→ **WHAT THE TASK REQUIRES**:
Collect every line in the records below that contains the word "name".

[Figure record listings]
--- Start ---
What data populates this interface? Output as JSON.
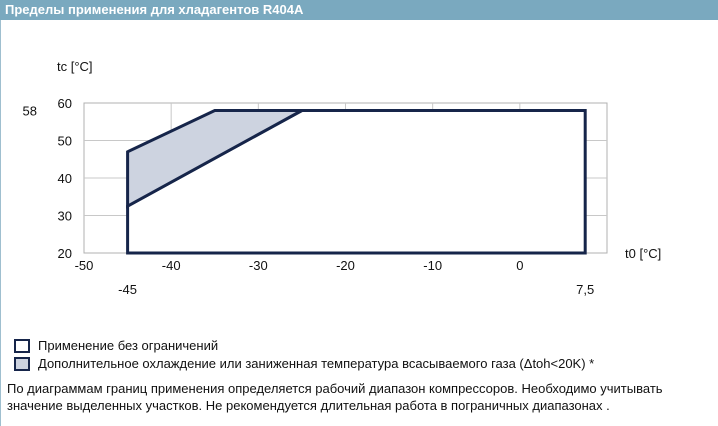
{
  "header": {
    "title": "Пределы применения для хладагентов R404A"
  },
  "chart_data": {
    "type": "area",
    "xlabel": "t0 [°C]",
    "ylabel": "tc [°C]",
    "xlim": [
      -50,
      10
    ],
    "ylim": [
      20,
      60
    ],
    "x_ticks": [
      -50,
      -40,
      -30,
      -20,
      -10,
      0
    ],
    "y_ticks": [
      20,
      30,
      40,
      50,
      60
    ],
    "grid": true,
    "extra_x_ticks": [
      {
        "value": -45,
        "label": "-45"
      },
      {
        "value": 7.5,
        "label": "7,5"
      }
    ],
    "extra_y_ticks": [
      {
        "value": 58,
        "label": "58"
      }
    ],
    "series": [
      {
        "name": "Применение без ограничений",
        "fill": "#ffffff",
        "stroke": "#16254a",
        "points": [
          [
            -45,
            20
          ],
          [
            -45,
            32.5
          ],
          [
            -25,
            58
          ],
          [
            7.5,
            58
          ],
          [
            7.5,
            20
          ]
        ]
      },
      {
        "name": "Дополнительное охлаждение или заниженная температура всасываемого газа (Δtoh<20K) *",
        "fill": "#cdd3e0",
        "stroke": "#16254a",
        "points": [
          [
            -45,
            32.5
          ],
          [
            -45,
            47
          ],
          [
            -35,
            58
          ],
          [
            -25,
            58
          ]
        ]
      }
    ]
  },
  "legend": {
    "items": [
      {
        "label": "Применение без ограничений",
        "color": "#ffffff"
      },
      {
        "label": "Дополнительное охлаждение или заниженная температура всасываемого газа (Δtoh<20K) *",
        "color": "#cdd3e0"
      }
    ]
  },
  "note": {
    "line1": "По диаграммам границ применения определяется рабочий диапазон компрессоров. Необходимо учитывать",
    "line2": "значение выделенных участков. Не рекомендуется длительная работа в пограничных диапазонах ."
  }
}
--- End ---
→ **SOLUTION FOR THIS PROBLEM**:
        "name": "Применение без ограничений",
        "name": "Дополнительное охлаждение или заниженная температура всасываемого газа (Δtoh<20K) *",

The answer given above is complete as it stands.